[Given instruction]:
Write out all of the entries exactly, please.

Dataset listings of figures
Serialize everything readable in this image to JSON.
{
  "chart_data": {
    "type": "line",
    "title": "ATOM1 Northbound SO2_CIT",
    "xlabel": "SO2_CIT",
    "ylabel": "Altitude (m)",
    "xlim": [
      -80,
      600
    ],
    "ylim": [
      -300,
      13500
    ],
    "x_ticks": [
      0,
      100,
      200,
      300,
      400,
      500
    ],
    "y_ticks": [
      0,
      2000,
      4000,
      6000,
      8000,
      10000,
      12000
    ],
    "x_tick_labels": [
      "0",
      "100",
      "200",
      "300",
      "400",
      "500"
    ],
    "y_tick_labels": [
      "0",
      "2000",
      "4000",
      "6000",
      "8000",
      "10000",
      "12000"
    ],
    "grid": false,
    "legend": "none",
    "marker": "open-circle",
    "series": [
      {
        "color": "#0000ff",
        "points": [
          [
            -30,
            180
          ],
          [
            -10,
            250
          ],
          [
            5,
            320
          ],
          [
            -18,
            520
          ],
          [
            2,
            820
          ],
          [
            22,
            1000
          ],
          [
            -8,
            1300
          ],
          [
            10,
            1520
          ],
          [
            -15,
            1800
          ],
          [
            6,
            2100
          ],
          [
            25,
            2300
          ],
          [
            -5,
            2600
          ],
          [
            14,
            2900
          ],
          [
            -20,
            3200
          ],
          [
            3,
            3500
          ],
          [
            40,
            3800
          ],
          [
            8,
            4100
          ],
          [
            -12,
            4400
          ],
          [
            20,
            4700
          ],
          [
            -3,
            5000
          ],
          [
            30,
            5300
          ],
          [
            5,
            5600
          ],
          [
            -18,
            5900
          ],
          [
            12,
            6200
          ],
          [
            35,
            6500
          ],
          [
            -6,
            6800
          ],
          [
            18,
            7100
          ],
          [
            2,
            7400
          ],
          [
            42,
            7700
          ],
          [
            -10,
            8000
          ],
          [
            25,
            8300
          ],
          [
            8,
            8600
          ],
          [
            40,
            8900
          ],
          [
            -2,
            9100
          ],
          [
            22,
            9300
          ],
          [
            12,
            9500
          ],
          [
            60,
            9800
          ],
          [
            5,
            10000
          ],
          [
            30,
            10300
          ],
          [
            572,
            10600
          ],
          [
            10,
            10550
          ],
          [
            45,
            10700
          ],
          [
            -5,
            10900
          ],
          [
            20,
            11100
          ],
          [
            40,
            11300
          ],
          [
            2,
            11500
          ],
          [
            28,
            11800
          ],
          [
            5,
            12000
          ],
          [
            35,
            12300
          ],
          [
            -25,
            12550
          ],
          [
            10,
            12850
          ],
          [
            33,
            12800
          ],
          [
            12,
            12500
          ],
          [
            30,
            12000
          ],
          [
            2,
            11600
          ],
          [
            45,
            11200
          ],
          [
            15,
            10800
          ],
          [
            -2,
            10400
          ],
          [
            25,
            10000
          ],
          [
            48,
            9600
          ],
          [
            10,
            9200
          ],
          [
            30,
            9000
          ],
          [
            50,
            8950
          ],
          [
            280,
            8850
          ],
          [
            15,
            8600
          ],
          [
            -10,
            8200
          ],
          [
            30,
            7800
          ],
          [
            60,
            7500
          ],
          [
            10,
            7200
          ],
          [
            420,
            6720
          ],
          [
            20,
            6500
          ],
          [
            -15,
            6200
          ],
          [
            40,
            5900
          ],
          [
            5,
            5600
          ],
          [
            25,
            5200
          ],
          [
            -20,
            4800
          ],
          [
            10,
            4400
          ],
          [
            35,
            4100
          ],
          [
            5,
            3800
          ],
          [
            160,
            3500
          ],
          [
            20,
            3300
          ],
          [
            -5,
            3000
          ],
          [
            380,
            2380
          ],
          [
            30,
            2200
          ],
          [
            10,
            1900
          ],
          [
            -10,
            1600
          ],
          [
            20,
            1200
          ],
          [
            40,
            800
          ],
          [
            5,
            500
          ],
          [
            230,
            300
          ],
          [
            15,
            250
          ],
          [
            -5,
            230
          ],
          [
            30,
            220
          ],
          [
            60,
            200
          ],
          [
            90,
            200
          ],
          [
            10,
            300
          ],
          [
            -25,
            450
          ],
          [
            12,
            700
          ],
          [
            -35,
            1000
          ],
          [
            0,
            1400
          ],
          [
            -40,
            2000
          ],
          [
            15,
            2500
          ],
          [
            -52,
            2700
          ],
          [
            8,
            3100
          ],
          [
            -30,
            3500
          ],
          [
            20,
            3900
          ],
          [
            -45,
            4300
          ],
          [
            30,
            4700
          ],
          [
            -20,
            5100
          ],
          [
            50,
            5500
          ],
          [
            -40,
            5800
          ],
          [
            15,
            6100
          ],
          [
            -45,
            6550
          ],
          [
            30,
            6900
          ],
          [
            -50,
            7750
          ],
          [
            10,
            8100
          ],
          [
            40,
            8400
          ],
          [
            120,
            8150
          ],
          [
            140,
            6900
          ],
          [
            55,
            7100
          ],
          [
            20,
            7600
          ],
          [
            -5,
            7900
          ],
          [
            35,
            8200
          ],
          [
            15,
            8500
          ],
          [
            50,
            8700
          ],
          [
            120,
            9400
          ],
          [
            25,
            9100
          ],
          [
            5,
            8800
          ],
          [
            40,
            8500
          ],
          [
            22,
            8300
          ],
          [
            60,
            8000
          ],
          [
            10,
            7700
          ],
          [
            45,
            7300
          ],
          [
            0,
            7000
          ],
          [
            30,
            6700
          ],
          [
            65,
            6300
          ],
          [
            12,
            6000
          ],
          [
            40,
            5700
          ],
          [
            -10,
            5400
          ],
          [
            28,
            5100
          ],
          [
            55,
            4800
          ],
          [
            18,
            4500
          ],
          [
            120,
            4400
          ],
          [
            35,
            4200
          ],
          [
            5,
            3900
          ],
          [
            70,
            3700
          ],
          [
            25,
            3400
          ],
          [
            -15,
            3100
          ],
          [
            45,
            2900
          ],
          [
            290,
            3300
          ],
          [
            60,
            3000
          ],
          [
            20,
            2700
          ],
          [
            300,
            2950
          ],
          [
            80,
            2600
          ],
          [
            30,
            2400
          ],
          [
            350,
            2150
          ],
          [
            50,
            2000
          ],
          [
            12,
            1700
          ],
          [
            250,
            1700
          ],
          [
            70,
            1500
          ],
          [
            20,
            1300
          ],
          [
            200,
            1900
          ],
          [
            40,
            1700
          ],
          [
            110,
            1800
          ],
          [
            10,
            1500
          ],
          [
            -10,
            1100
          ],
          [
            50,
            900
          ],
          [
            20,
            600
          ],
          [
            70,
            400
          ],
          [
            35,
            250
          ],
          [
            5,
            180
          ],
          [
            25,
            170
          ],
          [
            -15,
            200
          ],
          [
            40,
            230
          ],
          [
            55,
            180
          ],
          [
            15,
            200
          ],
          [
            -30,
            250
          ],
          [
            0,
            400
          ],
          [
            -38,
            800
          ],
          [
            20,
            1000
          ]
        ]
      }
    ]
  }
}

[Full solution]:
Serialize everything readable in this image to JSON.
{
  "chart_data": {
    "type": "line",
    "title": "ATOM1 Northbound SO2_CIT",
    "xlabel": "SO2_CIT",
    "ylabel": "Altitude (m)",
    "xlim": [
      -80,
      600
    ],
    "ylim": [
      -300,
      13500
    ],
    "x_ticks": [
      0,
      100,
      200,
      300,
      400,
      500
    ],
    "y_ticks": [
      0,
      2000,
      4000,
      6000,
      8000,
      10000,
      12000
    ],
    "x_tick_labels": [
      "0",
      "100",
      "200",
      "300",
      "400",
      "500"
    ],
    "y_tick_labels": [
      "0",
      "2000",
      "4000",
      "6000",
      "8000",
      "10000",
      "12000"
    ],
    "grid": false,
    "legend": "none",
    "marker": "open-circle",
    "series": [
      {
        "color": "#0000ff",
        "points": [
          [
            -30,
            180
          ],
          [
            -10,
            250
          ],
          [
            5,
            320
          ],
          [
            -18,
            520
          ],
          [
            2,
            820
          ],
          [
            22,
            1000
          ],
          [
            -8,
            1300
          ],
          [
            10,
            1520
          ],
          [
            -15,
            1800
          ],
          [
            6,
            2100
          ],
          [
            25,
            2300
          ],
          [
            -5,
            2600
          ],
          [
            14,
            2900
          ],
          [
            -20,
            3200
          ],
          [
            3,
            3500
          ],
          [
            40,
            3800
          ],
          [
            8,
            4100
          ],
          [
            -12,
            4400
          ],
          [
            20,
            4700
          ],
          [
            -3,
            5000
          ],
          [
            30,
            5300
          ],
          [
            5,
            5600
          ],
          [
            -18,
            5900
          ],
          [
            12,
            6200
          ],
          [
            35,
            6500
          ],
          [
            -6,
            6800
          ],
          [
            18,
            7100
          ],
          [
            2,
            7400
          ],
          [
            42,
            7700
          ],
          [
            -10,
            8000
          ],
          [
            25,
            8300
          ],
          [
            8,
            8600
          ],
          [
            40,
            8900
          ],
          [
            -2,
            9100
          ],
          [
            22,
            9300
          ],
          [
            12,
            9500
          ],
          [
            60,
            9800
          ],
          [
            5,
            10000
          ],
          [
            30,
            10300
          ],
          [
            572,
            10600
          ],
          [
            10,
            10550
          ],
          [
            45,
            10700
          ],
          [
            -5,
            10900
          ],
          [
            20,
            11100
          ],
          [
            40,
            11300
          ],
          [
            2,
            11500
          ],
          [
            28,
            11800
          ],
          [
            5,
            12000
          ],
          [
            35,
            12300
          ],
          [
            -25,
            12550
          ],
          [
            10,
            12850
          ],
          [
            33,
            12800
          ],
          [
            12,
            12500
          ],
          [
            30,
            12000
          ],
          [
            2,
            11600
          ],
          [
            45,
            11200
          ],
          [
            15,
            10800
          ],
          [
            -2,
            10400
          ],
          [
            25,
            10000
          ],
          [
            48,
            9600
          ],
          [
            10,
            9200
          ],
          [
            30,
            9000
          ],
          [
            50,
            8950
          ],
          [
            280,
            8850
          ],
          [
            15,
            8600
          ],
          [
            -10,
            8200
          ],
          [
            30,
            7800
          ],
          [
            60,
            7500
          ],
          [
            10,
            7200
          ],
          [
            420,
            6720
          ],
          [
            20,
            6500
          ],
          [
            -15,
            6200
          ],
          [
            40,
            5900
          ],
          [
            5,
            5600
          ],
          [
            25,
            5200
          ],
          [
            -20,
            4800
          ],
          [
            10,
            4400
          ],
          [
            35,
            4100
          ],
          [
            5,
            3800
          ],
          [
            160,
            3500
          ],
          [
            20,
            3300
          ],
          [
            -5,
            3000
          ],
          [
            380,
            2380
          ],
          [
            30,
            2200
          ],
          [
            10,
            1900
          ],
          [
            -10,
            1600
          ],
          [
            20,
            1200
          ],
          [
            40,
            800
          ],
          [
            5,
            500
          ],
          [
            230,
            300
          ],
          [
            15,
            250
          ],
          [
            -5,
            230
          ],
          [
            30,
            220
          ],
          [
            60,
            200
          ],
          [
            90,
            200
          ],
          [
            10,
            300
          ],
          [
            -25,
            450
          ],
          [
            12,
            700
          ],
          [
            -35,
            1000
          ],
          [
            0,
            1400
          ],
          [
            -40,
            2000
          ],
          [
            15,
            2500
          ],
          [
            -52,
            2700
          ],
          [
            8,
            3100
          ],
          [
            -30,
            3500
          ],
          [
            20,
            3900
          ],
          [
            -45,
            4300
          ],
          [
            30,
            4700
          ],
          [
            -20,
            5100
          ],
          [
            50,
            5500
          ],
          [
            -40,
            5800
          ],
          [
            15,
            6100
          ],
          [
            -45,
            6550
          ],
          [
            30,
            6900
          ],
          [
            -50,
            7750
          ],
          [
            10,
            8100
          ],
          [
            40,
            8400
          ],
          [
            120,
            8150
          ],
          [
            140,
            6900
          ],
          [
            55,
            7100
          ],
          [
            20,
            7600
          ],
          [
            -5,
            7900
          ],
          [
            35,
            8200
          ],
          [
            15,
            8500
          ],
          [
            50,
            8700
          ],
          [
            120,
            9400
          ],
          [
            25,
            9100
          ],
          [
            5,
            8800
          ],
          [
            40,
            8500
          ],
          [
            22,
            8300
          ],
          [
            60,
            8000
          ],
          [
            10,
            7700
          ],
          [
            45,
            7300
          ],
          [
            0,
            7000
          ],
          [
            30,
            6700
          ],
          [
            65,
            6300
          ],
          [
            12,
            6000
          ],
          [
            40,
            5700
          ],
          [
            -10,
            5400
          ],
          [
            28,
            5100
          ],
          [
            55,
            4800
          ],
          [
            18,
            4500
          ],
          [
            120,
            4400
          ],
          [
            35,
            4200
          ],
          [
            5,
            3900
          ],
          [
            70,
            3700
          ],
          [
            25,
            3400
          ],
          [
            -15,
            3100
          ],
          [
            45,
            2900
          ],
          [
            290,
            3300
          ],
          [
            60,
            3000
          ],
          [
            20,
            2700
          ],
          [
            300,
            2950
          ],
          [
            80,
            2600
          ],
          [
            30,
            2400
          ],
          [
            350,
            2150
          ],
          [
            50,
            2000
          ],
          [
            12,
            1700
          ],
          [
            250,
            1700
          ],
          [
            70,
            1500
          ],
          [
            20,
            1300
          ],
          [
            200,
            1900
          ],
          [
            40,
            1700
          ],
          [
            110,
            1800
          ],
          [
            10,
            1500
          ],
          [
            -10,
            1100
          ],
          [
            50,
            900
          ],
          [
            20,
            600
          ],
          [
            70,
            400
          ],
          [
            35,
            250
          ],
          [
            5,
            180
          ],
          [
            25,
            170
          ],
          [
            -15,
            200
          ],
          [
            40,
            230
          ],
          [
            55,
            180
          ],
          [
            15,
            200
          ],
          [
            -30,
            250
          ],
          [
            0,
            400
          ],
          [
            -38,
            800
          ],
          [
            20,
            1000
          ]
        ]
      }
    ]
  }
}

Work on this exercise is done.